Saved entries

◆ ◆ ◆ ◆ ◆

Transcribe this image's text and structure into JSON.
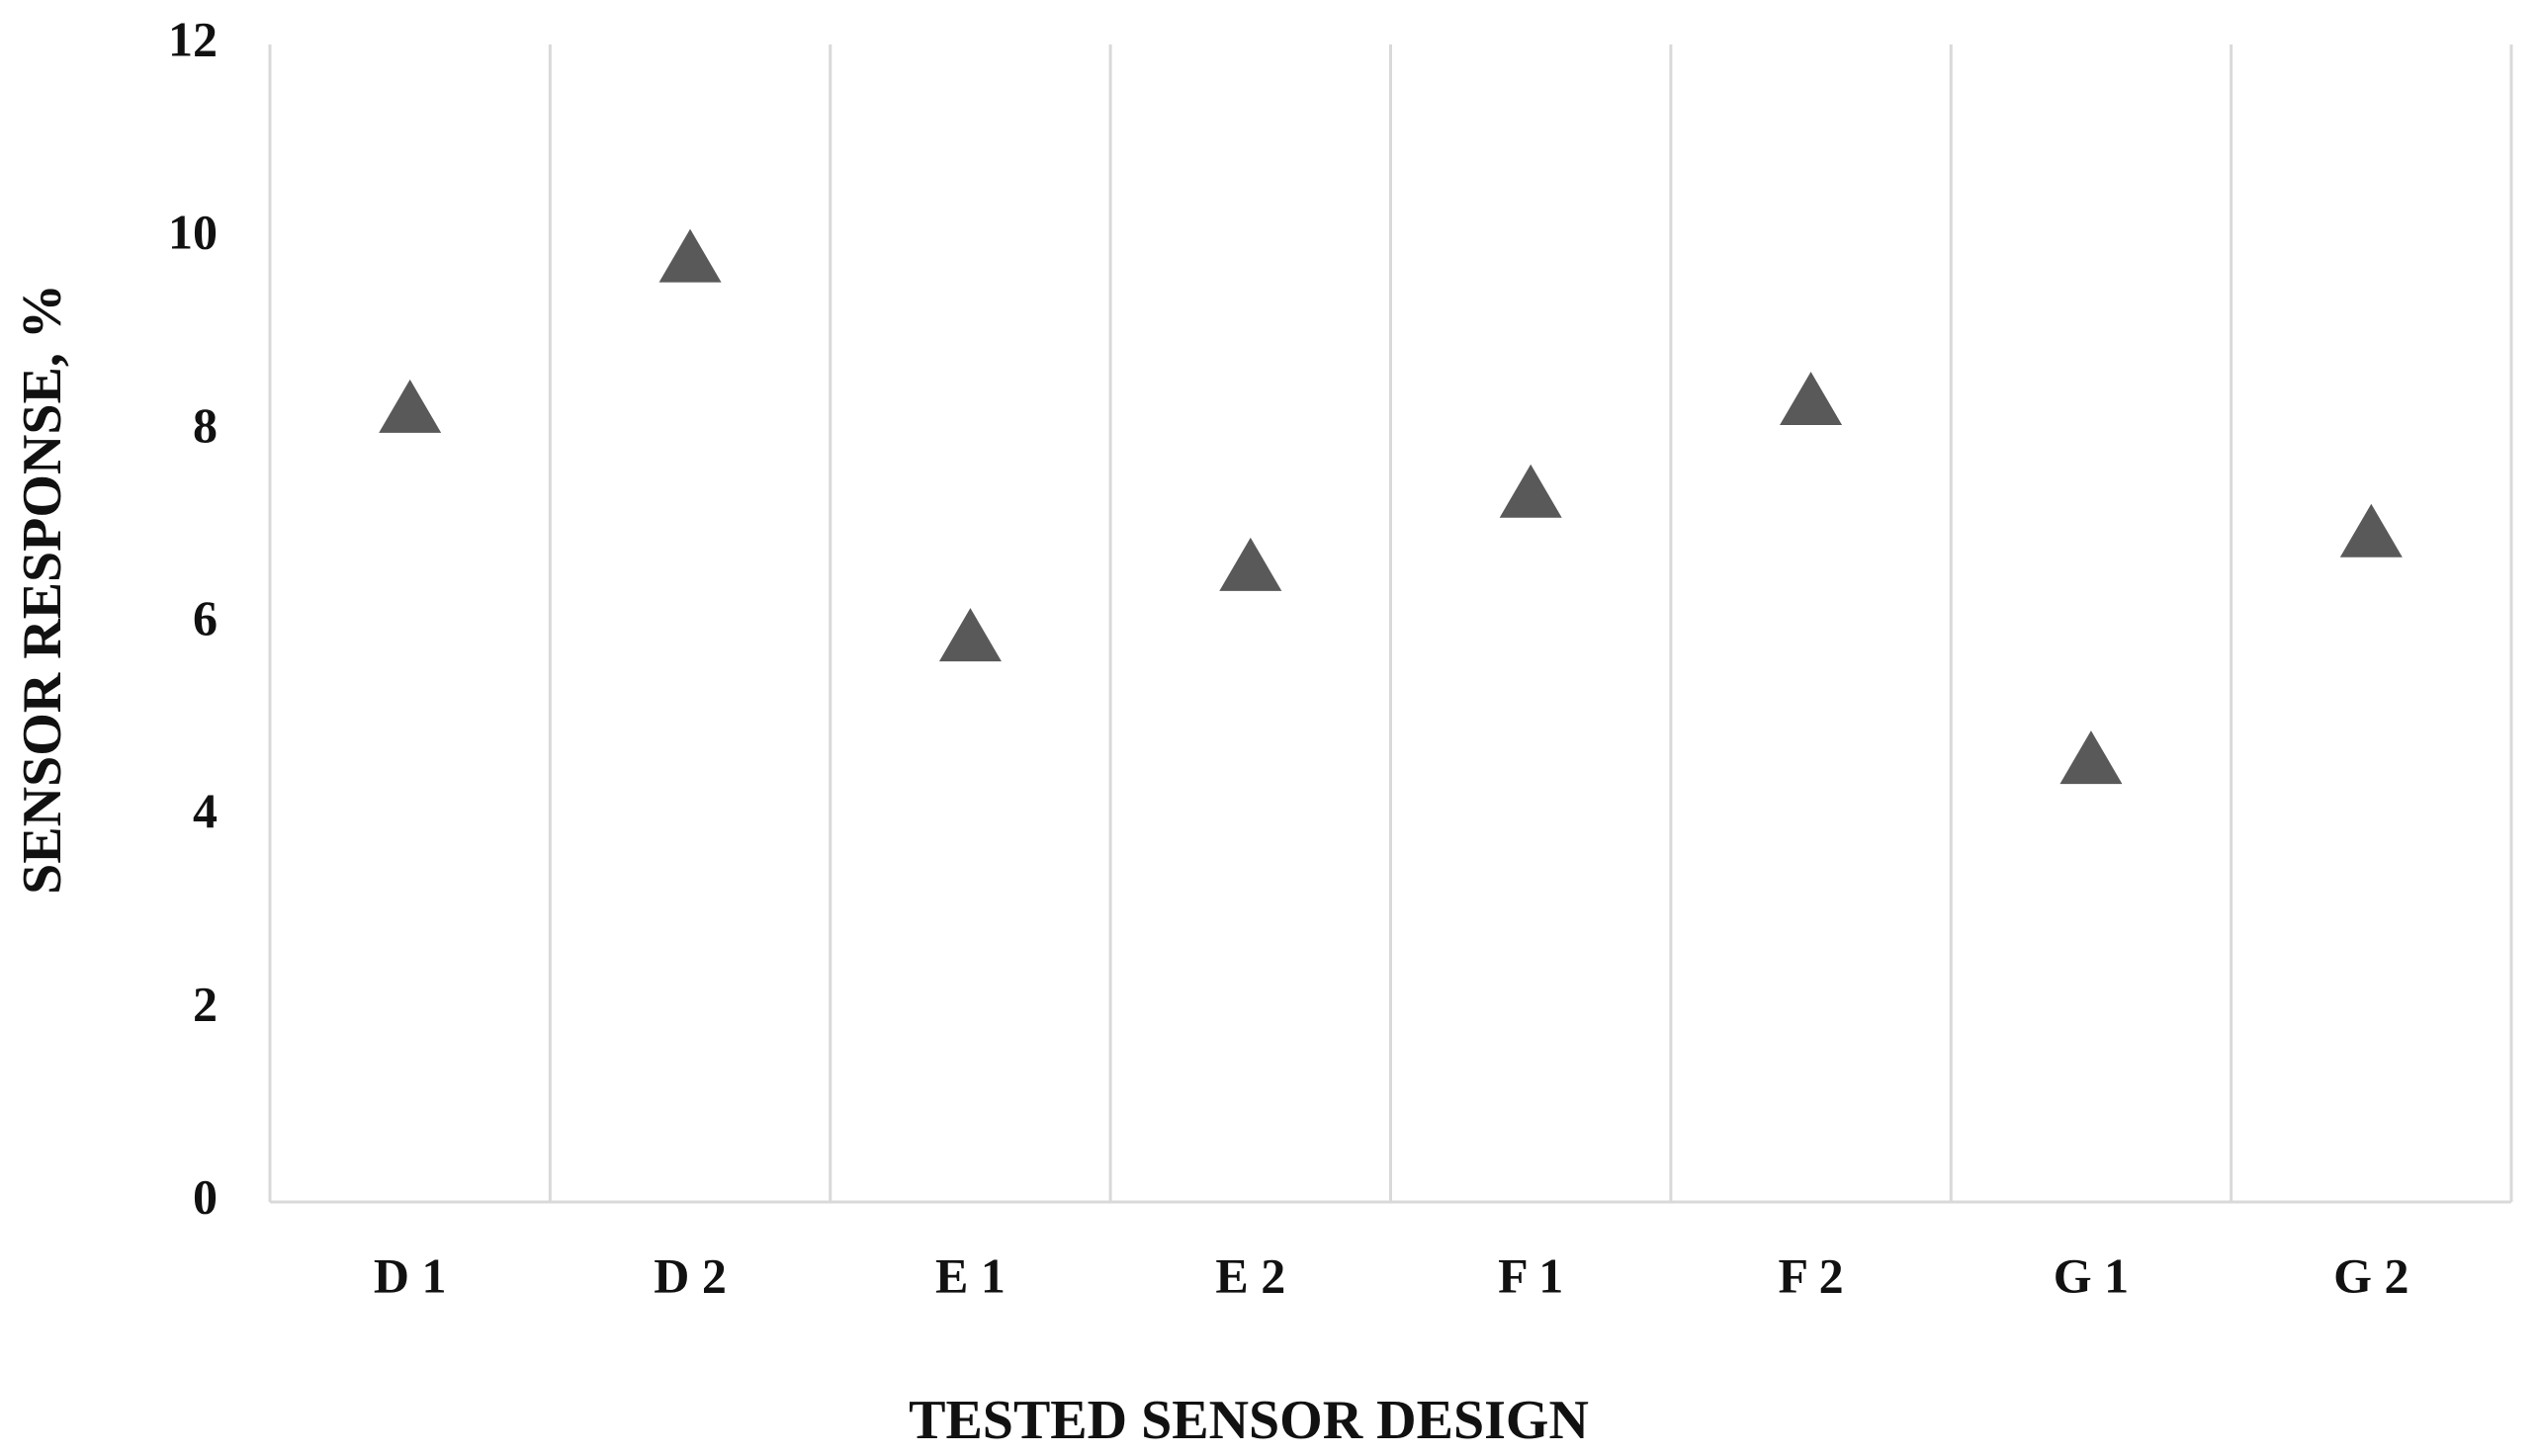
{
  "chart_data": {
    "type": "scatter",
    "x_label": "TESTED SENSOR DESIGN",
    "y_label": "SENSOR RESPONSE, %",
    "categories": [
      "D 1",
      "D 2",
      "E 1",
      "E 2",
      "F 1",
      "F 2",
      "G 1",
      "G 2"
    ],
    "values": [
      8.22,
      9.78,
      5.85,
      6.58,
      7.34,
      8.3,
      4.58,
      6.93
    ],
    "color": "#595959",
    "ylim": [
      0,
      12
    ],
    "yticks": [
      0,
      2,
      4,
      6,
      8,
      10,
      12
    ],
    "grid": true
  }
}
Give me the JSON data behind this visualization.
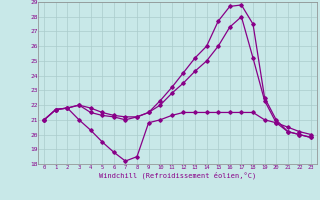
{
  "xlabel": "Windchill (Refroidissement éolien,°C)",
  "xlim": [
    -0.5,
    23.5
  ],
  "ylim": [
    18,
    29
  ],
  "bg_color": "#c8e8e8",
  "line_color": "#880088",
  "grid_color": "#aacccc",
  "series": [
    {
      "x": [
        0,
        1,
        2,
        3,
        4,
        5,
        6,
        7,
        8,
        9,
        10,
        11,
        12,
        13,
        14,
        15,
        16,
        17,
        18,
        19,
        20,
        21,
        22,
        23
      ],
      "y": [
        21,
        21.7,
        21.8,
        22.0,
        21.8,
        21.5,
        21.3,
        21.2,
        21.2,
        21.5,
        22.3,
        23.2,
        24.2,
        25.2,
        26.0,
        27.7,
        28.7,
        28.8,
        27.5,
        22.5,
        21.0,
        20.2,
        20.0,
        19.8
      ]
    },
    {
      "x": [
        0,
        1,
        2,
        3,
        4,
        5,
        6,
        7,
        8,
        9,
        10,
        11,
        12,
        13,
        14,
        15,
        16,
        17,
        18,
        19,
        20,
        21,
        22,
        23
      ],
      "y": [
        21,
        21.7,
        21.8,
        22.0,
        21.5,
        21.3,
        21.2,
        21.0,
        21.2,
        21.5,
        22.0,
        22.8,
        23.5,
        24.3,
        25.0,
        26.0,
        27.3,
        28.0,
        25.2,
        22.3,
        20.8,
        20.2,
        20.0,
        19.8
      ]
    },
    {
      "x": [
        0,
        1,
        2,
        3,
        4,
        5,
        6,
        7,
        8,
        9,
        10,
        11,
        12,
        13,
        14,
        15,
        16,
        17,
        18,
        19,
        20,
        21,
        22,
        23
      ],
      "y": [
        21,
        21.7,
        21.8,
        21.0,
        20.3,
        19.5,
        18.8,
        18.2,
        18.5,
        20.8,
        21.0,
        21.3,
        21.5,
        21.5,
        21.5,
        21.5,
        21.5,
        21.5,
        21.5,
        21.0,
        20.8,
        20.5,
        20.2,
        20.0
      ]
    }
  ]
}
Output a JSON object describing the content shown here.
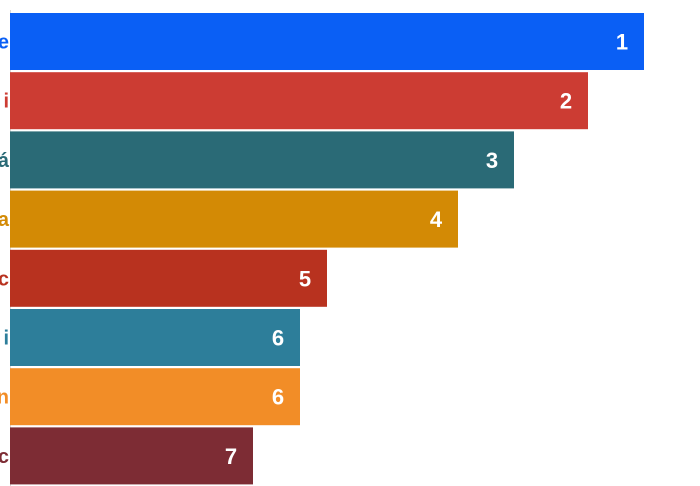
{
  "chart_data": {
    "type": "bar",
    "orientation": "horizontal",
    "categories": [
      "e",
      "i",
      "á",
      "a",
      "c",
      "i",
      "n",
      "c"
    ],
    "values": [
      644,
      588,
      514,
      458,
      327,
      300,
      300,
      253
    ],
    "data_labels": [
      "1",
      "2",
      "3",
      "4",
      "5",
      "6",
      "6",
      "7"
    ],
    "colors": [
      "#0a5ff5",
      "#cc3c33",
      "#2a6a76",
      "#d38a05",
      "#b8321f",
      "#2d7e9a",
      "#f28d27",
      "#7d2c34"
    ],
    "label_colors": [
      "#0a5ff5",
      "#cc3c33",
      "#2a6a76",
      "#d38a05",
      "#b8321f",
      "#2d7e9a",
      "#f28d27",
      "#7d2c34"
    ],
    "title": "",
    "xlabel": "",
    "ylabel": "",
    "grid": false,
    "legend": "none"
  }
}
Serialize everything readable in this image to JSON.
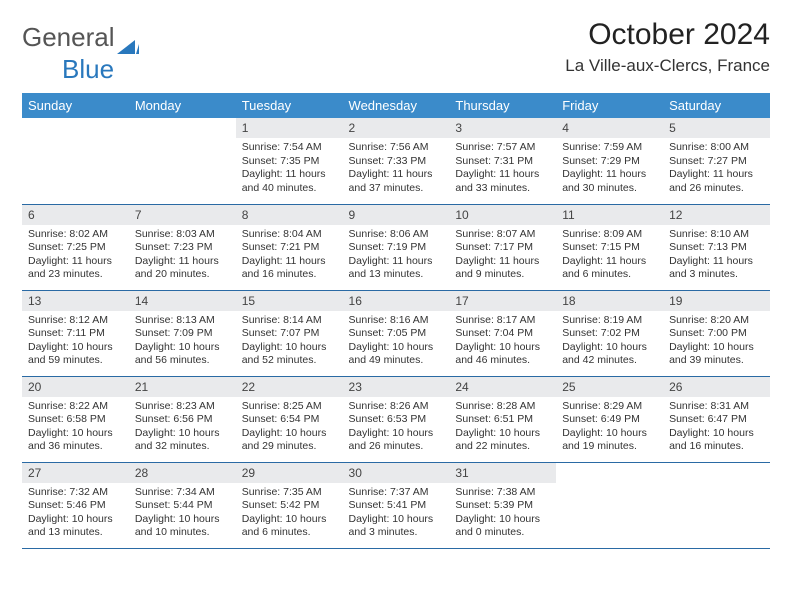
{
  "logo": {
    "text1": "General",
    "text2": "Blue"
  },
  "title": "October 2024",
  "location": "La Ville-aux-Clercs, France",
  "colors": {
    "header_bg": "#3b8bca",
    "header_text": "#ffffff",
    "daynum_bg": "#e9eaec",
    "row_border": "#2a6aa4",
    "logo_gray": "#555555",
    "logo_blue": "#2978bd"
  },
  "weekdays": [
    "Sunday",
    "Monday",
    "Tuesday",
    "Wednesday",
    "Thursday",
    "Friday",
    "Saturday"
  ],
  "weeks": [
    [
      null,
      null,
      {
        "n": "1",
        "sr": "7:54 AM",
        "ss": "7:35 PM",
        "dl": "11 hours and 40 minutes."
      },
      {
        "n": "2",
        "sr": "7:56 AM",
        "ss": "7:33 PM",
        "dl": "11 hours and 37 minutes."
      },
      {
        "n": "3",
        "sr": "7:57 AM",
        "ss": "7:31 PM",
        "dl": "11 hours and 33 minutes."
      },
      {
        "n": "4",
        "sr": "7:59 AM",
        "ss": "7:29 PM",
        "dl": "11 hours and 30 minutes."
      },
      {
        "n": "5",
        "sr": "8:00 AM",
        "ss": "7:27 PM",
        "dl": "11 hours and 26 minutes."
      }
    ],
    [
      {
        "n": "6",
        "sr": "8:02 AM",
        "ss": "7:25 PM",
        "dl": "11 hours and 23 minutes."
      },
      {
        "n": "7",
        "sr": "8:03 AM",
        "ss": "7:23 PM",
        "dl": "11 hours and 20 minutes."
      },
      {
        "n": "8",
        "sr": "8:04 AM",
        "ss": "7:21 PM",
        "dl": "11 hours and 16 minutes."
      },
      {
        "n": "9",
        "sr": "8:06 AM",
        "ss": "7:19 PM",
        "dl": "11 hours and 13 minutes."
      },
      {
        "n": "10",
        "sr": "8:07 AM",
        "ss": "7:17 PM",
        "dl": "11 hours and 9 minutes."
      },
      {
        "n": "11",
        "sr": "8:09 AM",
        "ss": "7:15 PM",
        "dl": "11 hours and 6 minutes."
      },
      {
        "n": "12",
        "sr": "8:10 AM",
        "ss": "7:13 PM",
        "dl": "11 hours and 3 minutes."
      }
    ],
    [
      {
        "n": "13",
        "sr": "8:12 AM",
        "ss": "7:11 PM",
        "dl": "10 hours and 59 minutes."
      },
      {
        "n": "14",
        "sr": "8:13 AM",
        "ss": "7:09 PM",
        "dl": "10 hours and 56 minutes."
      },
      {
        "n": "15",
        "sr": "8:14 AM",
        "ss": "7:07 PM",
        "dl": "10 hours and 52 minutes."
      },
      {
        "n": "16",
        "sr": "8:16 AM",
        "ss": "7:05 PM",
        "dl": "10 hours and 49 minutes."
      },
      {
        "n": "17",
        "sr": "8:17 AM",
        "ss": "7:04 PM",
        "dl": "10 hours and 46 minutes."
      },
      {
        "n": "18",
        "sr": "8:19 AM",
        "ss": "7:02 PM",
        "dl": "10 hours and 42 minutes."
      },
      {
        "n": "19",
        "sr": "8:20 AM",
        "ss": "7:00 PM",
        "dl": "10 hours and 39 minutes."
      }
    ],
    [
      {
        "n": "20",
        "sr": "8:22 AM",
        "ss": "6:58 PM",
        "dl": "10 hours and 36 minutes."
      },
      {
        "n": "21",
        "sr": "8:23 AM",
        "ss": "6:56 PM",
        "dl": "10 hours and 32 minutes."
      },
      {
        "n": "22",
        "sr": "8:25 AM",
        "ss": "6:54 PM",
        "dl": "10 hours and 29 minutes."
      },
      {
        "n": "23",
        "sr": "8:26 AM",
        "ss": "6:53 PM",
        "dl": "10 hours and 26 minutes."
      },
      {
        "n": "24",
        "sr": "8:28 AM",
        "ss": "6:51 PM",
        "dl": "10 hours and 22 minutes."
      },
      {
        "n": "25",
        "sr": "8:29 AM",
        "ss": "6:49 PM",
        "dl": "10 hours and 19 minutes."
      },
      {
        "n": "26",
        "sr": "8:31 AM",
        "ss": "6:47 PM",
        "dl": "10 hours and 16 minutes."
      }
    ],
    [
      {
        "n": "27",
        "sr": "7:32 AM",
        "ss": "5:46 PM",
        "dl": "10 hours and 13 minutes."
      },
      {
        "n": "28",
        "sr": "7:34 AM",
        "ss": "5:44 PM",
        "dl": "10 hours and 10 minutes."
      },
      {
        "n": "29",
        "sr": "7:35 AM",
        "ss": "5:42 PM",
        "dl": "10 hours and 6 minutes."
      },
      {
        "n": "30",
        "sr": "7:37 AM",
        "ss": "5:41 PM",
        "dl": "10 hours and 3 minutes."
      },
      {
        "n": "31",
        "sr": "7:38 AM",
        "ss": "5:39 PM",
        "dl": "10 hours and 0 minutes."
      },
      null,
      null
    ]
  ],
  "labels": {
    "sunrise": "Sunrise:",
    "sunset": "Sunset:",
    "daylight": "Daylight:"
  }
}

◆ ◆ ◆ ◆ ◆

Find and copy each line above that includes the string "xlabel".

— Answer in full —
  "xlabel": "Windchill (Refroidissement éolien,°C)",
    "xlabel": "",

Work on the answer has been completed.